┌──

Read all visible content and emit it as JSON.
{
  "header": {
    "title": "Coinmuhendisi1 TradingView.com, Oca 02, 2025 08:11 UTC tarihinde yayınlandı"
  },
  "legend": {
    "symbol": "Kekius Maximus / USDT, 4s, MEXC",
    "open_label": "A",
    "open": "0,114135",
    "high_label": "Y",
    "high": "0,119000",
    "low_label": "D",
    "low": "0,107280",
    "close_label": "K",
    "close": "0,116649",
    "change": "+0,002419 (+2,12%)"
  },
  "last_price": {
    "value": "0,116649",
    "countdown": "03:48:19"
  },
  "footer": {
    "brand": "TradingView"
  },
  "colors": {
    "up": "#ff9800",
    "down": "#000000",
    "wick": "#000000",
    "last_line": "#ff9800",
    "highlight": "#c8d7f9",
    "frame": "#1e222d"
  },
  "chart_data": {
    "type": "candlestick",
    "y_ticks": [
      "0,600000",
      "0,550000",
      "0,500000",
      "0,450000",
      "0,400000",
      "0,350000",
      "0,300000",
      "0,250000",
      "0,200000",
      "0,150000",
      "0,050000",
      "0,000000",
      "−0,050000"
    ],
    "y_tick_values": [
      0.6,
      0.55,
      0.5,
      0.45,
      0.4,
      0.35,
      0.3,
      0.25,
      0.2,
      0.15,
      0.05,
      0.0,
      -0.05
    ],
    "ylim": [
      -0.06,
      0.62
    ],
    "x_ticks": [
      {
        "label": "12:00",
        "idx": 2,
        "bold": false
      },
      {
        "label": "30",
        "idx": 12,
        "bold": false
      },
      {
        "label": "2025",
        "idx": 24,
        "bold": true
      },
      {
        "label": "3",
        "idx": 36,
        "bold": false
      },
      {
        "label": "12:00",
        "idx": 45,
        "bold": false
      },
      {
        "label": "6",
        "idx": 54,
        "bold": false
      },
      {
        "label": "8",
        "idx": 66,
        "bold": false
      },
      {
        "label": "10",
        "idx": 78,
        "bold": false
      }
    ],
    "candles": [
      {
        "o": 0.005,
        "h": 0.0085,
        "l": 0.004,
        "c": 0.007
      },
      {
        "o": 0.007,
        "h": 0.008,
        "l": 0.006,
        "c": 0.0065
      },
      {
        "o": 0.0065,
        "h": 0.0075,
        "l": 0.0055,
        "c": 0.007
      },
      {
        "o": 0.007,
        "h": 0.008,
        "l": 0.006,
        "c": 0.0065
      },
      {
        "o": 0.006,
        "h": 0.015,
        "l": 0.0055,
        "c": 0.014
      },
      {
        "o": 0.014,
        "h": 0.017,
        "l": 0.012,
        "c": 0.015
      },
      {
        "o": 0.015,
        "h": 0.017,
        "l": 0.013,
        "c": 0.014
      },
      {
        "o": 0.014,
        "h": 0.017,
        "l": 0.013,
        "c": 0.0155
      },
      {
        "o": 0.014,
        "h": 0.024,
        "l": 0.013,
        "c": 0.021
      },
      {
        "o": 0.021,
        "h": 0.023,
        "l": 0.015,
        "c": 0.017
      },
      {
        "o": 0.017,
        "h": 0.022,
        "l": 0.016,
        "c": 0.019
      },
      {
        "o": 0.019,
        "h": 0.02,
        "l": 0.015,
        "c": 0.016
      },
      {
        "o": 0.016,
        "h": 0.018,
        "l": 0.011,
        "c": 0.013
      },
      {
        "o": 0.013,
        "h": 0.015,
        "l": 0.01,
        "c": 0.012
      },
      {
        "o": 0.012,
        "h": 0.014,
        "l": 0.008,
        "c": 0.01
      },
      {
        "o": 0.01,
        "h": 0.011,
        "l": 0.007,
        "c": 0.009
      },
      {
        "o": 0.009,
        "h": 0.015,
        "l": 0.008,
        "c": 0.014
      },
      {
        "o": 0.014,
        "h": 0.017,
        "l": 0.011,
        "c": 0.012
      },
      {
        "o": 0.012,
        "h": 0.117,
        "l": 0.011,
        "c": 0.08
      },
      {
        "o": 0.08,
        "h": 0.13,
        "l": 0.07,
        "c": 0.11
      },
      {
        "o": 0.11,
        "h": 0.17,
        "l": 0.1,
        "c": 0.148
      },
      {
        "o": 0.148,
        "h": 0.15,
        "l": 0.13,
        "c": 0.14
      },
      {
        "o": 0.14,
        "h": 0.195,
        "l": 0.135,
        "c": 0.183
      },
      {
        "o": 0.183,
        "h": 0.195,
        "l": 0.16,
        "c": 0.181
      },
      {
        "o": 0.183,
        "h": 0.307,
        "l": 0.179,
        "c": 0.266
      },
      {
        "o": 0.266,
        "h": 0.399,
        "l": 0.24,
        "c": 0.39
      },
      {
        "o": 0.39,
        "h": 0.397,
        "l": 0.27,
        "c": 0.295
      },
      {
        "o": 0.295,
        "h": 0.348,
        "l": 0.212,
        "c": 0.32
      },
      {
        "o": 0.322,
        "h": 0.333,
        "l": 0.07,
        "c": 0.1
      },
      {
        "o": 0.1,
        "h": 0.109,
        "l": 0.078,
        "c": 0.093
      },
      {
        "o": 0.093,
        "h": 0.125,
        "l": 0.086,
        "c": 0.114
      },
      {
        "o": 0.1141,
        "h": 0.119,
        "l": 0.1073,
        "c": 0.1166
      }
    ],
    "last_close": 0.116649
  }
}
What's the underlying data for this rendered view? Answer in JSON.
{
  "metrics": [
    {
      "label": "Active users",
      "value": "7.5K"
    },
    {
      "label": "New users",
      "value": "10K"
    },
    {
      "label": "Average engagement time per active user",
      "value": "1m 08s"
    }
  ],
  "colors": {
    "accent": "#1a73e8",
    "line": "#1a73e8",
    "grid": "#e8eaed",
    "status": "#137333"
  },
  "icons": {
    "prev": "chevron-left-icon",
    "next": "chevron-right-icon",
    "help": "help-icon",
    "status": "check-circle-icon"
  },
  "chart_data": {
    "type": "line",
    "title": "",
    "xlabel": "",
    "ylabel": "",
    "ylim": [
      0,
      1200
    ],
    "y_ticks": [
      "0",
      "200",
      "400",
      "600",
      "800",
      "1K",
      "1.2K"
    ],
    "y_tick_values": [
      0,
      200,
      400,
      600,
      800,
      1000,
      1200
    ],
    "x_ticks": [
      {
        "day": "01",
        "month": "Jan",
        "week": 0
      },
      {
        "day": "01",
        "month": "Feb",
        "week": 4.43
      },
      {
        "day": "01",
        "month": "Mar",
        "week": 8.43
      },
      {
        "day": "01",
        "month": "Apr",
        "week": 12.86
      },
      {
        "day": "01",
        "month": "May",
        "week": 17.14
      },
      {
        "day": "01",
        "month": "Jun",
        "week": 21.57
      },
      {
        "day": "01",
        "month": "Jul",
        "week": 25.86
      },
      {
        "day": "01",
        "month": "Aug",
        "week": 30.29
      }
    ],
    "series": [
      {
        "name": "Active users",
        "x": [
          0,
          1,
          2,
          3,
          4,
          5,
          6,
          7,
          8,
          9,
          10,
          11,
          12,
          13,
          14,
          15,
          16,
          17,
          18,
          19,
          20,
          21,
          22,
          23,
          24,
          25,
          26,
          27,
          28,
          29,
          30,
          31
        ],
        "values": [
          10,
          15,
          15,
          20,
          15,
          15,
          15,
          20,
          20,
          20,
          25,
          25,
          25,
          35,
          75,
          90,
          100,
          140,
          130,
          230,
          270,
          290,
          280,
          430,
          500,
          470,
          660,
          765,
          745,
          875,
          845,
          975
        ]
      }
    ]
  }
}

└──

- [TASK STATEMENT]: Every entry should be printed again exactly as written.

- [FULL SOLUTION]:
Read all visible content and emit it as JSON.
{
  "header": {
    "title": "Coinmuhendisi1 TradingView.com, Oca 02, 2025 08:11 UTC tarihinde yayınlandı"
  },
  "legend": {
    "symbol": "Kekius Maximus / USDT, 4s, MEXC",
    "open_label": "A",
    "open": "0,114135",
    "high_label": "Y",
    "high": "0,119000",
    "low_label": "D",
    "low": "0,107280",
    "close_label": "K",
    "close": "0,116649",
    "change": "+0,002419 (+2,12%)"
  },
  "last_price": {
    "value": "0,116649",
    "countdown": "03:48:19"
  },
  "footer": {
    "brand": "TradingView"
  },
  "colors": {
    "up": "#ff9800",
    "down": "#000000",
    "wick": "#000000",
    "last_line": "#ff9800",
    "highlight": "#c8d7f9",
    "frame": "#1e222d"
  },
  "chart_data": {
    "type": "candlestick",
    "y_ticks": [
      "0,600000",
      "0,550000",
      "0,500000",
      "0,450000",
      "0,400000",
      "0,350000",
      "0,300000",
      "0,250000",
      "0,200000",
      "0,150000",
      "0,050000",
      "0,000000",
      "−0,050000"
    ],
    "y_tick_values": [
      0.6,
      0.55,
      0.5,
      0.45,
      0.4,
      0.35,
      0.3,
      0.25,
      0.2,
      0.15,
      0.05,
      0.0,
      -0.05
    ],
    "ylim": [
      -0.06,
      0.62
    ],
    "x_ticks": [
      {
        "label": "12:00",
        "idx": 2,
        "bold": false
      },
      {
        "label": "30",
        "idx": 12,
        "bold": false
      },
      {
        "label": "2025",
        "idx": 24,
        "bold": true
      },
      {
        "label": "3",
        "idx": 36,
        "bold": false
      },
      {
        "label": "12:00",
        "idx": 45,
        "bold": false
      },
      {
        "label": "6",
        "idx": 54,
        "bold": false
      },
      {
        "label": "8",
        "idx": 66,
        "bold": false
      },
      {
        "label": "10",
        "idx": 78,
        "bold": false
      }
    ],
    "candles": [
      {
        "o": 0.005,
        "h": 0.0085,
        "l": 0.004,
        "c": 0.007
      },
      {
        "o": 0.007,
        "h": 0.008,
        "l": 0.006,
        "c": 0.0065
      },
      {
        "o": 0.0065,
        "h": 0.0075,
        "l": 0.0055,
        "c": 0.007
      },
      {
        "o": 0.007,
        "h": 0.008,
        "l": 0.006,
        "c": 0.0065
      },
      {
        "o": 0.006,
        "h": 0.015,
        "l": 0.0055,
        "c": 0.014
      },
      {
        "o": 0.014,
        "h": 0.017,
        "l": 0.012,
        "c": 0.015
      },
      {
        "o": 0.015,
        "h": 0.017,
        "l": 0.013,
        "c": 0.014
      },
      {
        "o": 0.014,
        "h": 0.017,
        "l": 0.013,
        "c": 0.0155
      },
      {
        "o": 0.014,
        "h": 0.024,
        "l": 0.013,
        "c": 0.021
      },
      {
        "o": 0.021,
        "h": 0.023,
        "l": 0.015,
        "c": 0.017
      },
      {
        "o": 0.017,
        "h": 0.022,
        "l": 0.016,
        "c": 0.019
      },
      {
        "o": 0.019,
        "h": 0.02,
        "l": 0.015,
        "c": 0.016
      },
      {
        "o": 0.016,
        "h": 0.018,
        "l": 0.011,
        "c": 0.013
      },
      {
        "o": 0.013,
        "h": 0.015,
        "l": 0.01,
        "c": 0.012
      },
      {
        "o": 0.012,
        "h": 0.014,
        "l": 0.008,
        "c": 0.01
      },
      {
        "o": 0.01,
        "h": 0.011,
        "l": 0.007,
        "c": 0.009
      },
      {
        "o": 0.009,
        "h": 0.015,
        "l": 0.008,
        "c": 0.014
      },
      {
        "o": 0.014,
        "h": 0.017,
        "l": 0.011,
        "c": 0.012
      },
      {
        "o": 0.012,
        "h": 0.117,
        "l": 0.011,
        "c": 0.08
      },
      {
        "o": 0.08,
        "h": 0.13,
        "l": 0.07,
        "c": 0.11
      },
      {
        "o": 0.11,
        "h": 0.17,
        "l": 0.1,
        "c": 0.148
      },
      {
        "o": 0.148,
        "h": 0.15,
        "l": 0.13,
        "c": 0.14
      },
      {
        "o": 0.14,
        "h": 0.195,
        "l": 0.135,
        "c": 0.183
      },
      {
        "o": 0.183,
        "h": 0.195,
        "l": 0.16,
        "c": 0.181
      },
      {
        "o": 0.183,
        "h": 0.307,
        "l": 0.179,
        "c": 0.266
      },
      {
        "o": 0.266,
        "h": 0.399,
        "l": 0.24,
        "c": 0.39
      },
      {
        "o": 0.39,
        "h": 0.397,
        "l": 0.27,
        "c": 0.295
      },
      {
        "o": 0.295,
        "h": 0.348,
        "l": 0.212,
        "c": 0.32
      },
      {
        "o": 0.322,
        "h": 0.333,
        "l": 0.07,
        "c": 0.1
      },
      {
        "o": 0.1,
        "h": 0.109,
        "l": 0.078,
        "c": 0.093
      },
      {
        "o": 0.093,
        "h": 0.125,
        "l": 0.086,
        "c": 0.114
      },
      {
        "o": 0.1141,
        "h": 0.119,
        "l": 0.1073,
        "c": 0.1166
      }
    ],
    "last_close": 0.116649
  }
}
What's the underlying data for this rendered view? Answer in JSON.
{
  "metrics": [
    {
      "label": "Active users",
      "value": "7.5K"
    },
    {
      "label": "New users",
      "value": "10K"
    },
    {
      "label": "Average engagement time per active user",
      "value": "1m 08s"
    }
  ],
  "colors": {
    "accent": "#1a73e8",
    "line": "#1a73e8",
    "grid": "#e8eaed",
    "status": "#137333"
  },
  "icons": {
    "prev": "chevron-left-icon",
    "next": "chevron-right-icon",
    "help": "help-icon",
    "status": "check-circle-icon"
  },
  "chart_data": {
    "type": "line",
    "title": "",
    "xlabel": "",
    "ylabel": "",
    "ylim": [
      0,
      1200
    ],
    "y_ticks": [
      "0",
      "200",
      "400",
      "600",
      "800",
      "1K",
      "1.2K"
    ],
    "y_tick_values": [
      0,
      200,
      400,
      600,
      800,
      1000,
      1200
    ],
    "x_ticks": [
      {
        "day": "01",
        "month": "Jan",
        "week": 0
      },
      {
        "day": "01",
        "month": "Feb",
        "week": 4.43
      },
      {
        "day": "01",
        "month": "Mar",
        "week": 8.43
      },
      {
        "day": "01",
        "month": "Apr",
        "week": 12.86
      },
      {
        "day": "01",
        "month": "May",
        "week": 17.14
      },
      {
        "day": "01",
        "month": "Jun",
        "week": 21.57
      },
      {
        "day": "01",
        "month": "Jul",
        "week": 25.86
      },
      {
        "day": "01",
        "month": "Aug",
        "week": 30.29
      }
    ],
    "series": [
      {
        "name": "Active users",
        "x": [
          0,
          1,
          2,
          3,
          4,
          5,
          6,
          7,
          8,
          9,
          10,
          11,
          12,
          13,
          14,
          15,
          16,
          17,
          18,
          19,
          20,
          21,
          22,
          23,
          24,
          25,
          26,
          27,
          28,
          29,
          30,
          31
        ],
        "values": [
          10,
          15,
          15,
          20,
          15,
          15,
          15,
          20,
          20,
          20,
          25,
          25,
          25,
          35,
          75,
          90,
          100,
          140,
          130,
          230,
          270,
          290,
          280,
          430,
          500,
          470,
          660,
          765,
          745,
          875,
          845,
          975
        ]
      }
    ]
  }
}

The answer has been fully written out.